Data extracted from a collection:
────────────────────────────────────────

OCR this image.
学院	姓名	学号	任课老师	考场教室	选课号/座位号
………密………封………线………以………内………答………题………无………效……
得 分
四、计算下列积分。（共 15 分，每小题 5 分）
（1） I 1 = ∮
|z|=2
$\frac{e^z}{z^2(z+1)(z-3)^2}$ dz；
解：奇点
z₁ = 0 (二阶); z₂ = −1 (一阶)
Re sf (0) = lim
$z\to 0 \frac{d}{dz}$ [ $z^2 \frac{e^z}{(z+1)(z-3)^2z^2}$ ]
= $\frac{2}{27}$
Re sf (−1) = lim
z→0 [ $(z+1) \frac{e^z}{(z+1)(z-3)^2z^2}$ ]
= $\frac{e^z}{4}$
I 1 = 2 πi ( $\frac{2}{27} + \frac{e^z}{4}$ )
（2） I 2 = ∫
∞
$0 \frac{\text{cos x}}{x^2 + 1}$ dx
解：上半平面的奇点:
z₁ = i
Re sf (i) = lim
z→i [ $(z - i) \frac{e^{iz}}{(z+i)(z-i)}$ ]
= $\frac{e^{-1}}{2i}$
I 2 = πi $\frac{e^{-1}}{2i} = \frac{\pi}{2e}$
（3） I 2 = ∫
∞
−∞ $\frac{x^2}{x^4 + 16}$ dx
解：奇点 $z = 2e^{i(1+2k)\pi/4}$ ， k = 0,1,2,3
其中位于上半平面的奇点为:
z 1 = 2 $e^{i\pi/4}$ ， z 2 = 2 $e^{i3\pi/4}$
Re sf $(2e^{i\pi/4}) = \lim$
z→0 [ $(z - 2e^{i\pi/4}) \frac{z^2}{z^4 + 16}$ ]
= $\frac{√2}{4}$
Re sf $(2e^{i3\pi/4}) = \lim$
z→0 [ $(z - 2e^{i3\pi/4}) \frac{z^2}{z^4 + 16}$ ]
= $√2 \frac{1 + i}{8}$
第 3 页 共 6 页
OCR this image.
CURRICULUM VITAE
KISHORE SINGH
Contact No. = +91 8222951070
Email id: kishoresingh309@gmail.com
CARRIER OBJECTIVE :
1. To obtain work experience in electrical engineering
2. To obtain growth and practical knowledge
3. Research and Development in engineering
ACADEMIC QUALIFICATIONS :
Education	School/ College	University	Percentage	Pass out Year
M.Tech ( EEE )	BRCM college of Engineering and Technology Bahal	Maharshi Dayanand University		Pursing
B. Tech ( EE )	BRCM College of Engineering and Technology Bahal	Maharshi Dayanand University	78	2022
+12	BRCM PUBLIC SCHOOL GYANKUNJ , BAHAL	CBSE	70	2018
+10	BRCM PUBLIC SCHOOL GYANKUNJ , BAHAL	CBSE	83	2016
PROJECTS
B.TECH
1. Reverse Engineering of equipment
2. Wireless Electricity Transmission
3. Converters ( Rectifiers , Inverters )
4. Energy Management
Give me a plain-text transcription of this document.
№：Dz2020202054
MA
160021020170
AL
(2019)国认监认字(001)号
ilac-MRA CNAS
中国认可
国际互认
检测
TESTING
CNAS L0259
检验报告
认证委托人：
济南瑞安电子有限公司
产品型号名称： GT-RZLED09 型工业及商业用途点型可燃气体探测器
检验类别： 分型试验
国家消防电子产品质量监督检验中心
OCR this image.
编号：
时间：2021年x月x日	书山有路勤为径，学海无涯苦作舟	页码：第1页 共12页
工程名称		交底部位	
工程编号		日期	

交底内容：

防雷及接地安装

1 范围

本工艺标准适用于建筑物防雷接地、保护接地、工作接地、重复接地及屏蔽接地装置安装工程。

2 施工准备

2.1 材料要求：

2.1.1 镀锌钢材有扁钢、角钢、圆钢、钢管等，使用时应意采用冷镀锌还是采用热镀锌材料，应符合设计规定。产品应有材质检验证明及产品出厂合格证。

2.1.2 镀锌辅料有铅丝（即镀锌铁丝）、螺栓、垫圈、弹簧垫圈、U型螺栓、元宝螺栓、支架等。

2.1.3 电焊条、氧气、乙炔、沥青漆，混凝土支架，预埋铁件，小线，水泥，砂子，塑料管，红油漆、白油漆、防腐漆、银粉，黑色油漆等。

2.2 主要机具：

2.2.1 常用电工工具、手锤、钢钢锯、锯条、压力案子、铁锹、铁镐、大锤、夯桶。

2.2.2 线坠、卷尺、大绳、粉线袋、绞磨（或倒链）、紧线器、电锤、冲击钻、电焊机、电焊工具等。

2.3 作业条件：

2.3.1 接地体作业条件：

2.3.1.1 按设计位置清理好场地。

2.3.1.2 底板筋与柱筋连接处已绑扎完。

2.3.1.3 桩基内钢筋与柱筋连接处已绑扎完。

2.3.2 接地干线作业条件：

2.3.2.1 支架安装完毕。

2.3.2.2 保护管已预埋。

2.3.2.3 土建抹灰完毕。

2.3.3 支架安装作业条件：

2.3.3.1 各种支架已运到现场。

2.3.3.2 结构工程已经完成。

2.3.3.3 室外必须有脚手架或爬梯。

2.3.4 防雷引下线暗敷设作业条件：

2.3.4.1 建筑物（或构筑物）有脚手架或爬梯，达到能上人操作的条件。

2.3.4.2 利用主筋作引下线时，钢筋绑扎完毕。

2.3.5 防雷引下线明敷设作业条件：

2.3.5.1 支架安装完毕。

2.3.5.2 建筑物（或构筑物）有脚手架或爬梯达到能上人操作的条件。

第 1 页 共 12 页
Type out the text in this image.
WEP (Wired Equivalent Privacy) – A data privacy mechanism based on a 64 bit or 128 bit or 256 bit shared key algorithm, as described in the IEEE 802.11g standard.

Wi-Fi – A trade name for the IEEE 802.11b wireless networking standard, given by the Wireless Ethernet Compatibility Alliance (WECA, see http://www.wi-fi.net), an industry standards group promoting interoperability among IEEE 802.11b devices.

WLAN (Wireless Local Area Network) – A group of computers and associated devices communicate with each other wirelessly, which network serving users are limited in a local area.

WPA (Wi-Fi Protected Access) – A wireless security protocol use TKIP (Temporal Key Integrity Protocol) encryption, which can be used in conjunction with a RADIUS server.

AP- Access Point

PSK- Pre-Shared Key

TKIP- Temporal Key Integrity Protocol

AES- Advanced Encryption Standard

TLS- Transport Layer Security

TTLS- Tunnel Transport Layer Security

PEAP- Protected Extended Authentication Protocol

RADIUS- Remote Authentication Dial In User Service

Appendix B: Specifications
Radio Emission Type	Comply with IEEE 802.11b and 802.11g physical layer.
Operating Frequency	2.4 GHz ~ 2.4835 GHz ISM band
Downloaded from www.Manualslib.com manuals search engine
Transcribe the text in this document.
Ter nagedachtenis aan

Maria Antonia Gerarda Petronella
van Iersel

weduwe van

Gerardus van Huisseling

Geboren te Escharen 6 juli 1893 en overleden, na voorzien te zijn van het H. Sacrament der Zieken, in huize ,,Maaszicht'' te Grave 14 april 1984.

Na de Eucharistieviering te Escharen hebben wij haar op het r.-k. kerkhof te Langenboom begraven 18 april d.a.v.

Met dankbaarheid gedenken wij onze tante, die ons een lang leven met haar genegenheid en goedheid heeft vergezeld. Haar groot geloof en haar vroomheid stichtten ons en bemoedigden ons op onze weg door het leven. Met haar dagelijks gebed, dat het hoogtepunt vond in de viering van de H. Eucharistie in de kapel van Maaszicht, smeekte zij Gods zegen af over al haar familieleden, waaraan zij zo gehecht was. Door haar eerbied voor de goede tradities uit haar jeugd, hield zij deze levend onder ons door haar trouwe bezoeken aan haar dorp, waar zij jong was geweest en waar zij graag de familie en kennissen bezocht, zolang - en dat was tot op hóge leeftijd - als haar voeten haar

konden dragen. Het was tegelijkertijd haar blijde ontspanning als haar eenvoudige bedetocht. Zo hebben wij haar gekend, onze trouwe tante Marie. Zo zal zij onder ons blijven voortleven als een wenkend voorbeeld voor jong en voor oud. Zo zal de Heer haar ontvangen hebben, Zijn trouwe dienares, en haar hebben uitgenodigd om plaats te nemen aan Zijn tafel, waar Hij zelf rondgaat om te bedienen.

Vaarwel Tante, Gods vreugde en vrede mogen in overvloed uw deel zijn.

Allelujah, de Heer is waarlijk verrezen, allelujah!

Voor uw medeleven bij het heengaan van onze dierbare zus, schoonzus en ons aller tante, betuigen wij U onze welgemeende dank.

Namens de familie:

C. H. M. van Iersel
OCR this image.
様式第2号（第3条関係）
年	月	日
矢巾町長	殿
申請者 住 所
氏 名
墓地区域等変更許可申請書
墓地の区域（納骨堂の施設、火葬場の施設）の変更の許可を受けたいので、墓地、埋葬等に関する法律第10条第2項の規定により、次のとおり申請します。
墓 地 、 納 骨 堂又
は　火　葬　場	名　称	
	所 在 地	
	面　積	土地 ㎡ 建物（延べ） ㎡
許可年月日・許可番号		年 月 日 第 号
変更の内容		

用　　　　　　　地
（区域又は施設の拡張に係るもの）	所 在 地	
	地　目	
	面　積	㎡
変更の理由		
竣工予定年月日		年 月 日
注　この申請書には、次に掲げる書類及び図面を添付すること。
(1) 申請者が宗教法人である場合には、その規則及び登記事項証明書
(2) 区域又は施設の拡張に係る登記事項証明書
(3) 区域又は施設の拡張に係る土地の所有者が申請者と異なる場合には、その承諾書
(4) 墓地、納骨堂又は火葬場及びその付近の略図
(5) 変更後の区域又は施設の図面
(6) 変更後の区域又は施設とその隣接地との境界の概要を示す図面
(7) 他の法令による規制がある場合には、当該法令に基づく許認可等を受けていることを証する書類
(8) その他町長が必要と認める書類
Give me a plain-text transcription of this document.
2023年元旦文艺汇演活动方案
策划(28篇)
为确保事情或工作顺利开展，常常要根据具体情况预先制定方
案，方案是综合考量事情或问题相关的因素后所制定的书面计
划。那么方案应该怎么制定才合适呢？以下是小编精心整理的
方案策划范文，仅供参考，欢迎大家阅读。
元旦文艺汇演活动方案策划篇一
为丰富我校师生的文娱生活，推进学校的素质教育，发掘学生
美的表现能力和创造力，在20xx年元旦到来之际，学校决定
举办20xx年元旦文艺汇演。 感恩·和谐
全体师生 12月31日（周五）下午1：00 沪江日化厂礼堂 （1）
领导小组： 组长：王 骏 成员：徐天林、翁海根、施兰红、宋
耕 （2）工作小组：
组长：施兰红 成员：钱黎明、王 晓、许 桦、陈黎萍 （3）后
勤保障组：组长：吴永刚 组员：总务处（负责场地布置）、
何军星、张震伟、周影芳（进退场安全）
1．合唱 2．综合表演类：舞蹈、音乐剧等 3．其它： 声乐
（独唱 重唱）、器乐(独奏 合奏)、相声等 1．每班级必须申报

────────────────────────────────────────

WHAT NEEDS TO BE DONE: Identify all lines where the word "with" shows up. Copy them.

THE RESPONSE:
WLAN (Wireless Local Area Network) – A group of computers and associated devices communicate with each other wirelessly, which network serving users are limited in a local area.
WPA (Wi-Fi Protected Access) – A wireless security protocol use TKIP (Temporal Key Integrity Protocol) encryption, which can be used in conjunction with a RADIUS server.
Radio Emission Type	Comply with IEEE 802.11b and 802.11g physical layer.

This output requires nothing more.